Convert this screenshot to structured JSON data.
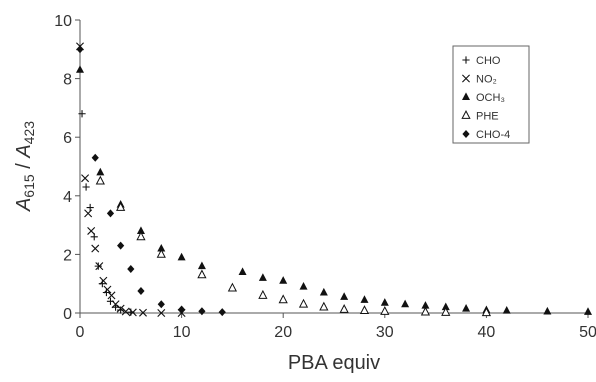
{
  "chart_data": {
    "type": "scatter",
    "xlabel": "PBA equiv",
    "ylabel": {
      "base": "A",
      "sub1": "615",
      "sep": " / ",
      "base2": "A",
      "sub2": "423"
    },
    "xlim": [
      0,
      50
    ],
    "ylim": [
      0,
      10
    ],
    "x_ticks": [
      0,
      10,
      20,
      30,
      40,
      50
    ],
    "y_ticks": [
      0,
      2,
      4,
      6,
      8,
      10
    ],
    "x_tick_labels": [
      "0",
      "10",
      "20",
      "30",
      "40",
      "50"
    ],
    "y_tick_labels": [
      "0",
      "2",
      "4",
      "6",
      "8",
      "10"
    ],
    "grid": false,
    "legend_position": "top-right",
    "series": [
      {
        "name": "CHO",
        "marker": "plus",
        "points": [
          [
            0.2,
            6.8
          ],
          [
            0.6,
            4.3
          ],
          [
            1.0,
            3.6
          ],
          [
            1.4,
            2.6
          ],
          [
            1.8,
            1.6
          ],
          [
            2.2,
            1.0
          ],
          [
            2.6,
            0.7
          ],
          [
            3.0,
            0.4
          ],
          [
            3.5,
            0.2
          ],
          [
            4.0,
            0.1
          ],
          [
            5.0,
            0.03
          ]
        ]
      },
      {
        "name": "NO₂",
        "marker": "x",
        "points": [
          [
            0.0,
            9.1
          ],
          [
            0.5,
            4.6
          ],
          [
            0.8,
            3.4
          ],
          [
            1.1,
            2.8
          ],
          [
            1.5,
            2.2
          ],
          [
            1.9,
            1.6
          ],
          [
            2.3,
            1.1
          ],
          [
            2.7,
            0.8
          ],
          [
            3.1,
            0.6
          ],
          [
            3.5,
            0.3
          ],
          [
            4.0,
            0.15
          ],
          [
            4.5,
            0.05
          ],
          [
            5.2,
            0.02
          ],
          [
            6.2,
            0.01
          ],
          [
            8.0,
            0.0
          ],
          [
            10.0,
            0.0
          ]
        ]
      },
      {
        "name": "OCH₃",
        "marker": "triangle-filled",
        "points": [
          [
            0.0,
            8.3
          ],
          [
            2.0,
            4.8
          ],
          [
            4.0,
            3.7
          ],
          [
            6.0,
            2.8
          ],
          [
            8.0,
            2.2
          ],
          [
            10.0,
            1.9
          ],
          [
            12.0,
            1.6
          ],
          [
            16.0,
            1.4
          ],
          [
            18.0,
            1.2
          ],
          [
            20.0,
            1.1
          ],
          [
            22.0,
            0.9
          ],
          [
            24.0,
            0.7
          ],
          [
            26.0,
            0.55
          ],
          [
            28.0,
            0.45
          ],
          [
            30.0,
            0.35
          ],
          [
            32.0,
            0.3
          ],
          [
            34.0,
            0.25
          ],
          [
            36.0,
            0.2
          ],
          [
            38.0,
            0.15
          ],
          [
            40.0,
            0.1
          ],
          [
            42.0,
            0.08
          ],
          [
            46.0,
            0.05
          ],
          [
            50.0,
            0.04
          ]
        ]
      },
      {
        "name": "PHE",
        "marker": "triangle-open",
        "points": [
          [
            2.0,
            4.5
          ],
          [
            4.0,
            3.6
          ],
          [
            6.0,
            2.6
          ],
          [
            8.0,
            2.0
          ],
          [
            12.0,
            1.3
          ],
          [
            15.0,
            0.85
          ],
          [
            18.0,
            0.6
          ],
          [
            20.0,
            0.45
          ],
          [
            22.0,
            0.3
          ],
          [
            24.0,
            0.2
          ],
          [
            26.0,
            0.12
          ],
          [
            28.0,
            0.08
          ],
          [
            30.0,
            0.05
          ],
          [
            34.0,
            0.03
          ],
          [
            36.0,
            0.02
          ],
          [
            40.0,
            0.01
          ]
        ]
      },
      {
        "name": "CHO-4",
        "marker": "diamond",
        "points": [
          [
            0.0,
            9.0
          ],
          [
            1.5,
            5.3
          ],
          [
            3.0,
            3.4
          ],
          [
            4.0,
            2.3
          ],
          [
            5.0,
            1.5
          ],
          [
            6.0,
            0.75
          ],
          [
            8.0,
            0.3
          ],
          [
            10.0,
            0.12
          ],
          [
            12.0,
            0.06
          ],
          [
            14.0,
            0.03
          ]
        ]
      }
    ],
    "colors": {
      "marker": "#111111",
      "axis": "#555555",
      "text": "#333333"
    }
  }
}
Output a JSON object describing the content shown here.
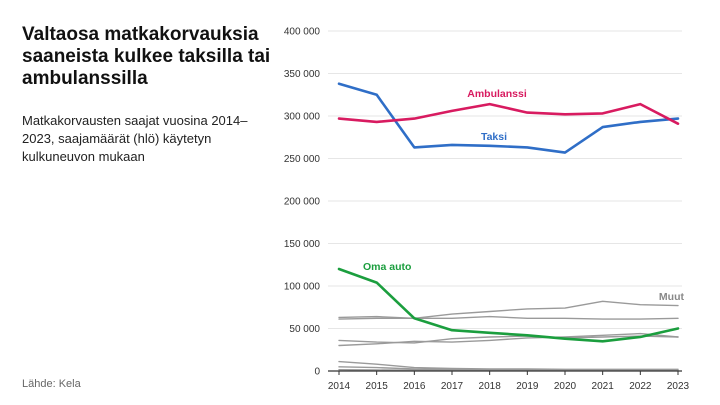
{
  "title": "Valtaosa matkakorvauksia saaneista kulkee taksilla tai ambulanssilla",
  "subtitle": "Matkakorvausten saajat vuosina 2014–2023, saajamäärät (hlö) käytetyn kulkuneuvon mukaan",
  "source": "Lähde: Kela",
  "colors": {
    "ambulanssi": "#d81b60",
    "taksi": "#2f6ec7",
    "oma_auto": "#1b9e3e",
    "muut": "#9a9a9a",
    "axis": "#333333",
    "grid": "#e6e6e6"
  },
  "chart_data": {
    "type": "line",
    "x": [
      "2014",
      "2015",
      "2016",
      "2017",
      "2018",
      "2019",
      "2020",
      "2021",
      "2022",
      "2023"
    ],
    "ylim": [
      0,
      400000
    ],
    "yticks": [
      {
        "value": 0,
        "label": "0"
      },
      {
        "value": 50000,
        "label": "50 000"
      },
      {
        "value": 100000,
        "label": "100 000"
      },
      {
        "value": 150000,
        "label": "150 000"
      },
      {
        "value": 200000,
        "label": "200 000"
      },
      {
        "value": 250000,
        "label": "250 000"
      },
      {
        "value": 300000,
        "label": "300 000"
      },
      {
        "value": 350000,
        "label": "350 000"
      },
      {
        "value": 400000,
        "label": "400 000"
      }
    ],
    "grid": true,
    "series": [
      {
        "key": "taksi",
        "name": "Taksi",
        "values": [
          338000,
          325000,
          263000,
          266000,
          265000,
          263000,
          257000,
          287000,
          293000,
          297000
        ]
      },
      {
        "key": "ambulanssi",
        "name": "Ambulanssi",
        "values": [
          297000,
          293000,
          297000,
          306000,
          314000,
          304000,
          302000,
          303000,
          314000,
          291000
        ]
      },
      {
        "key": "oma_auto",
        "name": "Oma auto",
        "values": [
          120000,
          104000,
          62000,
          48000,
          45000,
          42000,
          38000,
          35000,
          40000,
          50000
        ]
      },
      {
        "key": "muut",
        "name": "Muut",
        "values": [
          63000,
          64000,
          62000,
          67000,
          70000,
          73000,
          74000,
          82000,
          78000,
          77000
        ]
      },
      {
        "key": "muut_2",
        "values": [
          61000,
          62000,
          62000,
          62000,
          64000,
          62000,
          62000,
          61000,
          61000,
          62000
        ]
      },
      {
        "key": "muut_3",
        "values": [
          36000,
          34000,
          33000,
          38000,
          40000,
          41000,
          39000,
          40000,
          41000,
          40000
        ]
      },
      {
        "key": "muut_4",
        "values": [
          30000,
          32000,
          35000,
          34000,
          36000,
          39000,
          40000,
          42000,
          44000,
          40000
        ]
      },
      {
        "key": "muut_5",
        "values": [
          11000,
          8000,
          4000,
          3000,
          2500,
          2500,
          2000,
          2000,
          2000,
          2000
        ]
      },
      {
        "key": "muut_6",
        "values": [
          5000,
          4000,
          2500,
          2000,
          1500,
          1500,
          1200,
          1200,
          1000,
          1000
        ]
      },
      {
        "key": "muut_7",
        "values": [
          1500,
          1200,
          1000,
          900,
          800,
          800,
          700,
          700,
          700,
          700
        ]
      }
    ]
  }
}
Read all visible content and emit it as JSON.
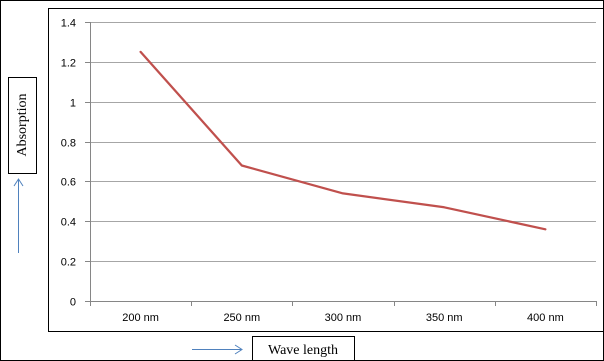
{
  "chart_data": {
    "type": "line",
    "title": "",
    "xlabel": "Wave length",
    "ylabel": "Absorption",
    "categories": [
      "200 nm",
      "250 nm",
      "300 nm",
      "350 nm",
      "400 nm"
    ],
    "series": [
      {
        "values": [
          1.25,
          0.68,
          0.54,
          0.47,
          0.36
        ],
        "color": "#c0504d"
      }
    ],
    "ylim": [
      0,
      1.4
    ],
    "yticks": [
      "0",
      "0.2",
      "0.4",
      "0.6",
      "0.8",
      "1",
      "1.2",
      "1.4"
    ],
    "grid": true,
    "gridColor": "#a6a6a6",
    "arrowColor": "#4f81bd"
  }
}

..............................

Go through the listing above and locate each line that holds the word "content". Copy those lines.

Output a JSON object describing the content shown here.
Read all visible content and emit it as JSON.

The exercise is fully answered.